• Your goal:
Images are not part of the copy; transcribe all the data exactly.

• Records from a collection:

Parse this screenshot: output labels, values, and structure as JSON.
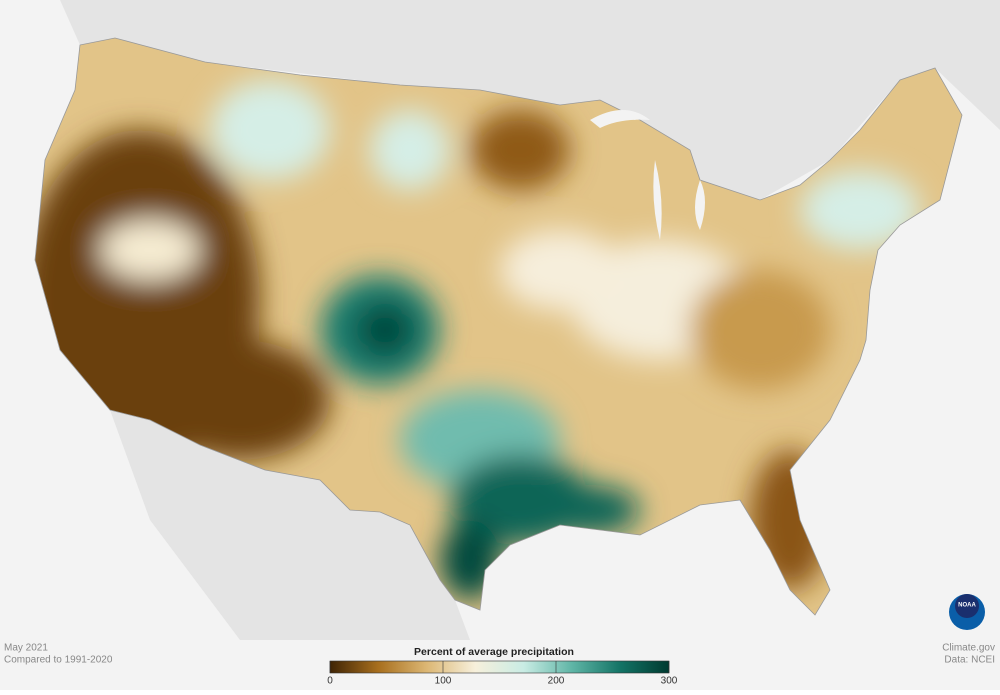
{
  "header": {
    "date": "May 2021",
    "baseline": "Compared to 1991-2020"
  },
  "credits": {
    "site": "Climate.gov",
    "source": "Data: NCEI",
    "logo": "NOAA"
  },
  "legend": {
    "title": "Percent of average precipitation",
    "min": 0,
    "max": 300,
    "ticks": [
      0,
      100,
      200,
      300
    ],
    "colors": [
      "#3f2405",
      "#a86f1e",
      "#dcb774",
      "#f7f0dc",
      "#c9ece4",
      "#5fb5a6",
      "#137365",
      "#003a30"
    ]
  }
}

• Solution below:
Parse this screenshot: output labels, values, and structure as JSON.
{
  "header": {
    "date": "May 2021",
    "baseline": "Compared to 1991-2020"
  },
  "credits": {
    "site": "Climate.gov",
    "source": "Data: NCEI",
    "logo": "NOAA"
  },
  "legend": {
    "title": "Percent of average precipitation",
    "min": 0,
    "max": 300,
    "ticks": [
      0,
      100,
      200,
      300
    ],
    "colors": [
      "#3f2405",
      "#a86f1e",
      "#dcb774",
      "#f7f0dc",
      "#c9ece4",
      "#5fb5a6",
      "#137365",
      "#003a30"
    ]
  }
}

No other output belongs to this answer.